→ What is being asked: Images are excluded; otherwise, output every record exactly.

→ Exercise material:
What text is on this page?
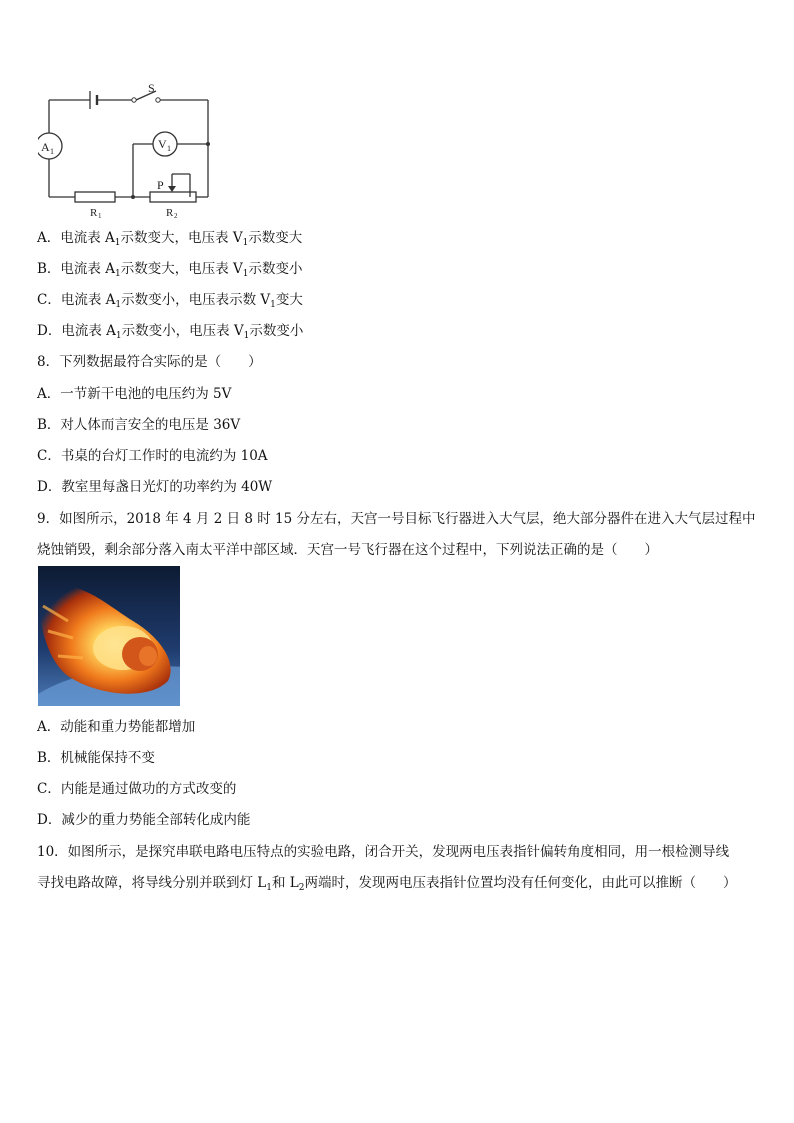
S
A 1
V 1
P
R 1	R 2
A．电流表 $A_1$示数变大，电压表 $V_1$示数变大
B．电流表 $A_1$示数变大，电压表 $V_1$示数变小
C．电流表 $A_1$示数变小，电压表示数 $V_1$变大
D．电流表 $A_1$示数变小，电压表 $V_1$示数变小
8．下列数据最符合实际的是（　　）
A．一节新干电池的电压约为 5V
B．对人体而言安全的电压是 36V
C．书桌的台灯工作时的电流约为 10A
D．教室里每盏日光灯的功率约为 40W
9．如图所示，2018 年 4 月 2 日 8 时 15 分左右，天宫一号目标飞行器进入大气层，绝大部分器件在进入大气层过程中
烧蚀销毁，剩余部分落入南太平洋中部区域．天宫一号飞行器在这个过程中，下列说法正确的是（　　）
A．动能和重力势能都增加
B．机械能保持不变
C．内能是通过做功的方式改变的
D．减少的重力势能全部转化成内能
10．如图所示，是探究串联电路电压特点的实验电路，闭合开关，发现两电压表指针偏转角度相同，用一根检测导线
寻找电路故障，将导线分别并联到灯 $L_1$和 $L_2$两端时，发现两电压表指针位置均没有任何变化，由此可以推断（　　）
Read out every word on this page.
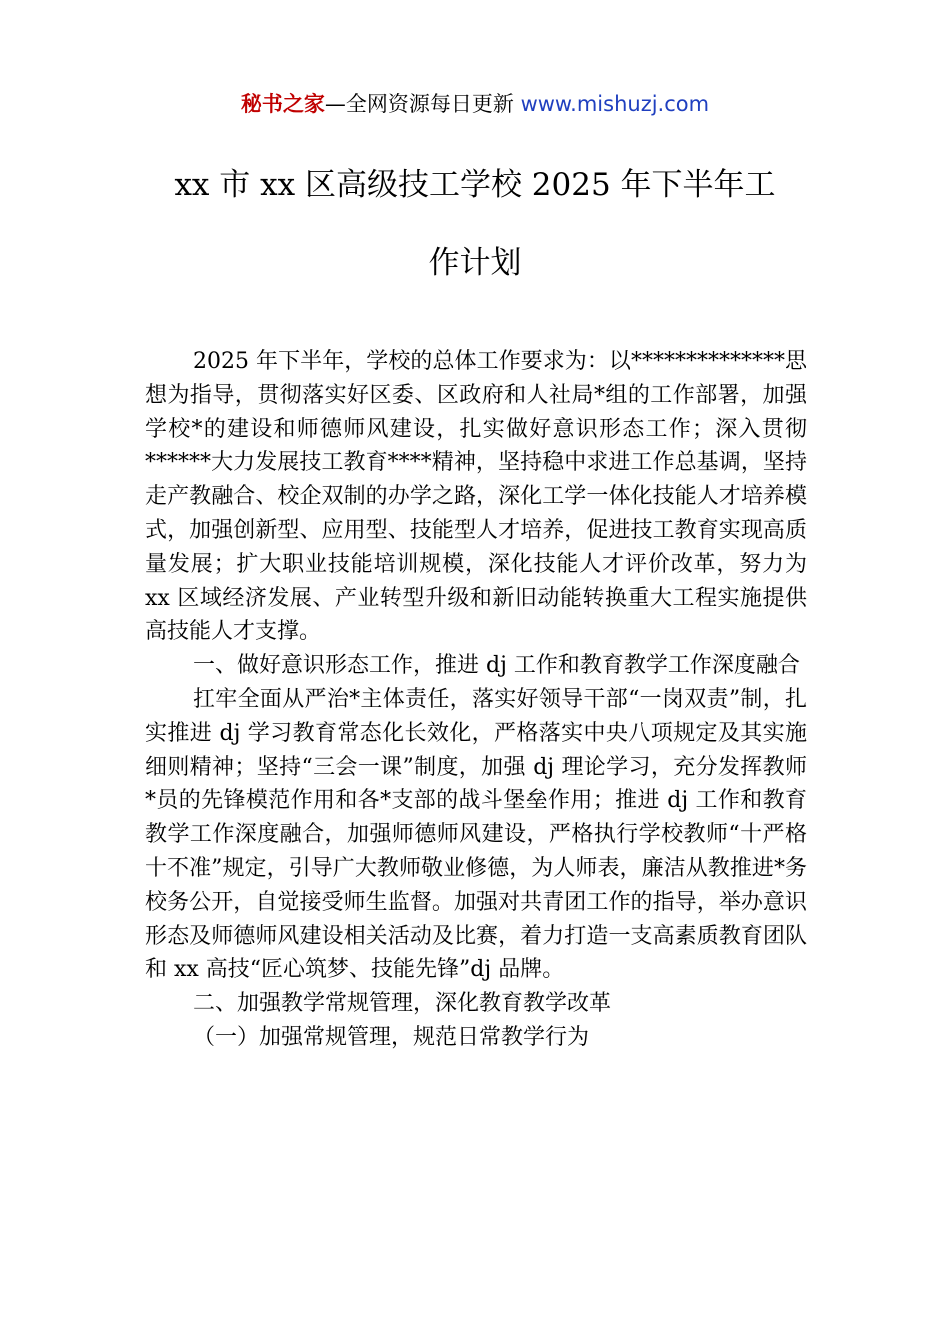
秘书之家—全网资源每日更新 www.mishuzj.com
xx 市 xx 区高级技工学校 2025 年下半年工
作计划

2025 年下半年，学校的总体工作要求为：以**************思想为指导，贯彻落实好区委、区政府和人社局*组的工作部署，加强学校*的建设和师德师风建设，扎实做好意识形态工作；深入贯彻******大力发展技工教育****精神，坚持稳中求进工作总基调，坚持走产教融合、校企双制的办学之路，深化工学一体化技能人才培养模式，加强创新型、应用型、技能型人才培养，促进技工教育实现高质量发展；扩大职业技能培训规模，深化技能人才评价改革，努力为 xx 区域经济发展、产业转型升级和新旧动能转换重大工程实施提供高技能人才支撑。

一、做好意识形态工作，推进 dj 工作和教育教学工作深度融合

扛牢全面从严治*主体责任，落实好领导干部“一岗双责”制，扎实推进 dj 学习教育常态化长效化，严格落实中央八项规定及其实施细则精神；坚持“三会一课”制度，加强 dj 理论学习，充分发挥教师*员的先锋模范作用和各*支部的战斗堡垒作用；推进 dj 工作和教育教学工作深度融合，加强师德师风建设，严格执行学校教师“十严格十不准”规定，引导广大教师敬业修德，为人师表，廉洁从教推进*务校务公开，自觉接受师生监督。加强对共青团工作的指导，举办意识形态及师德师风建设相关活动及比赛，着力打造一支高素质教育团队和 xx 高技“匠心筑梦、技能先锋”dj 品牌。

二、加强教学常规管理，深化教育教学改革

（一）加强常规管理，规范日常教学行为
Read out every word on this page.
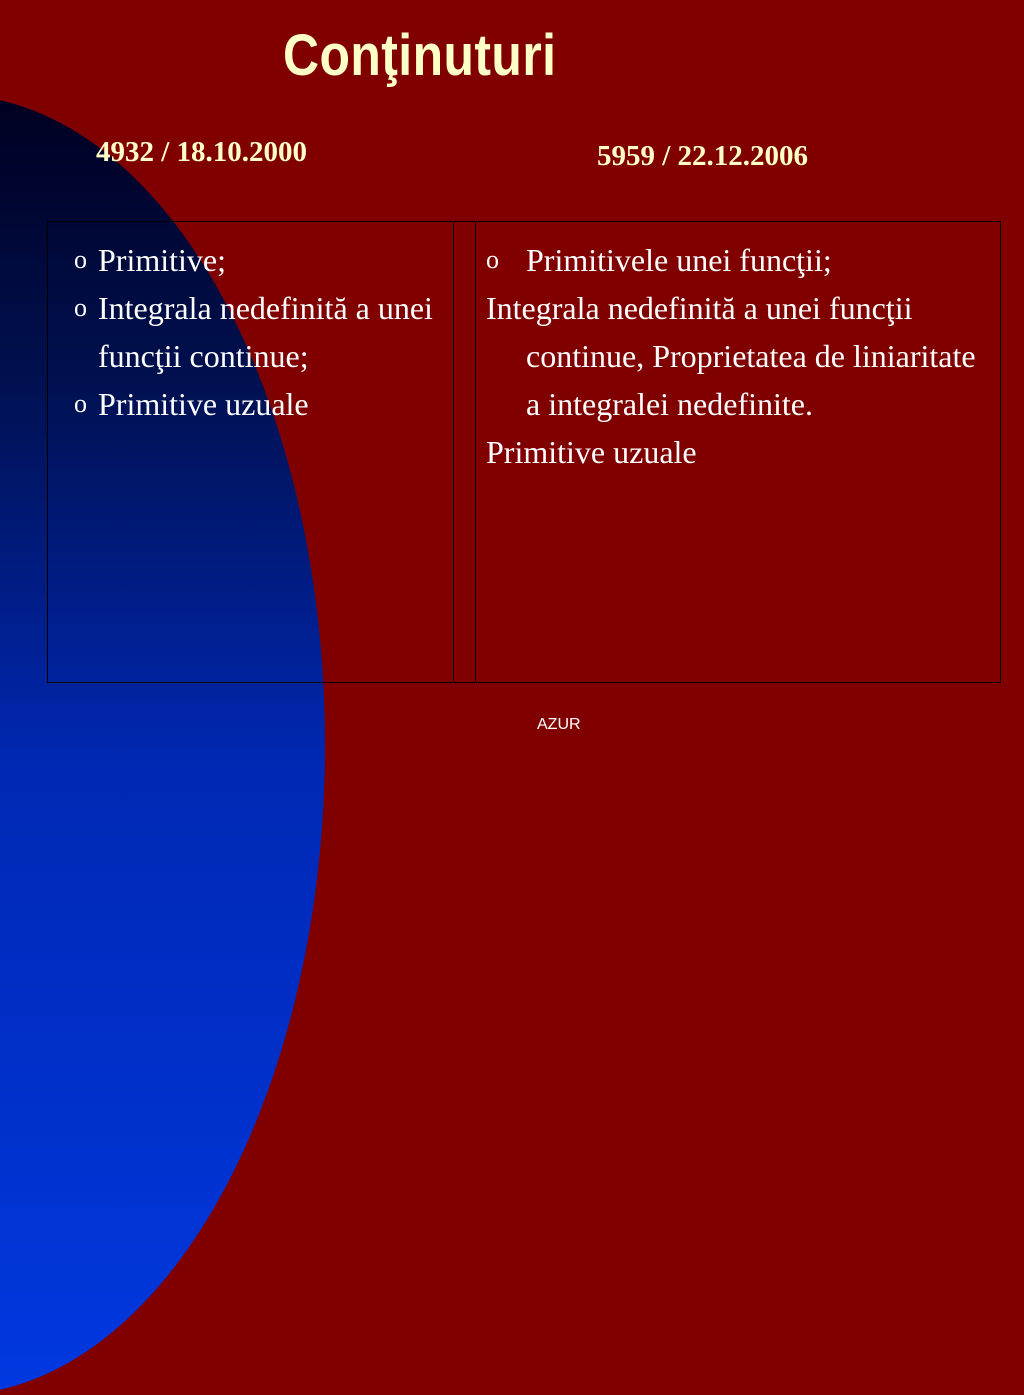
Conţinuturi
4932 / 18.10.2000	5959 / 22.12.2006
o Primitive;
o Integrala nedefinită a unei funcţii continue;
o Primitive uzuale
o Primitivele unei funcţii;
Integrala nedefinită a unei funcţii continue, Proprietatea de liniaritate a integralei nedefinite.
Primitive uzuale
AZUR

→ Exercise output:
What text is on this page?
S
A 1
V 1
P
R 1	R 2
A．电流表 $A_1$示数变大，电压表 $V_1$示数变大
B．电流表 $A_1$示数变大，电压表 $V_1$示数变小
C．电流表 $A_1$示数变小，电压表示数 $V_1$变大
D．电流表 $A_1$示数变小，电压表 $V_1$示数变小
8．下列数据最符合实际的是（　　）
A．一节新干电池的电压约为 5V
B．对人体而言安全的电压是 36V
C．书桌的台灯工作时的电流约为 10A
D．教室里每盏日光灯的功率约为 40W
9．如图所示，2018 年 4 月 2 日 8 时 15 分左右，天宫一号目标飞行器进入大气层，绝大部分器件在进入大气层过程中
烧蚀销毁，剩余部分落入南太平洋中部区域．天宫一号飞行器在这个过程中，下列说法正确的是（　　）
A．动能和重力势能都增加
B．机械能保持不变
C．内能是通过做功的方式改变的
D．减少的重力势能全部转化成内能
10．如图所示，是探究串联电路电压特点的实验电路，闭合开关，发现两电压表指针偏转角度相同，用一根检测导线
寻找电路故障，将导线分别并联到灯 $L_1$和 $L_2$两端时，发现两电压表指针位置均没有任何变化，由此可以推断（　　）
Read out every word on this page.
秘书之家—全网资源每日更新 www.mishuzj.com
xx 市 xx 区高级技工学校 2025 年下半年工
作计划

2025 年下半年，学校的总体工作要求为：以**************思想为指导，贯彻落实好区委、区政府和人社局*组的工作部署，加强学校*的建设和师德师风建设，扎实做好意识形态工作；深入贯彻******大力发展技工教育****精神，坚持稳中求进工作总基调，坚持走产教融合、校企双制的办学之路，深化工学一体化技能人才培养模式，加强创新型、应用型、技能型人才培养，促进技工教育实现高质量发展；扩大职业技能培训规模，深化技能人才评价改革，努力为 xx 区域经济发展、产业转型升级和新旧动能转换重大工程实施提供高技能人才支撑。

一、做好意识形态工作，推进 dj 工作和教育教学工作深度融合

扛牢全面从严治*主体责任，落实好领导干部“一岗双责”制，扎实推进 dj 学习教育常态化长效化，严格落实中央八项规定及其实施细则精神；坚持“三会一课”制度，加强 dj 理论学习，充分发挥教师*员的先锋模范作用和各*支部的战斗堡垒作用；推进 dj 工作和教育教学工作深度融合，加强师德师风建设，严格执行学校教师“十严格十不准”规定，引导广大教师敬业修德，为人师表，廉洁从教推进*务校务公开，自觉接受师生监督。加强对共青团工作的指导，举办意识形态及师德师风建设相关活动及比赛，着力打造一支高素质教育团队和 xx 高技“匠心筑梦、技能先锋”dj 品牌。

二、加强教学常规管理，深化教育教学改革

（一）加强常规管理，规范日常教学行为
Read out every word on this page.
Conţinuturi
4932 / 18.10.2000	5959 / 22.12.2006
o Primitive;
o Integrala nedefinită a unei funcţii continue;
o Primitive uzuale
o Primitivele unei funcţii;
Integrala nedefinită a unei funcţii continue, Proprietatea de liniaritate a integralei nedefinite.
Primitive uzuale
AZUR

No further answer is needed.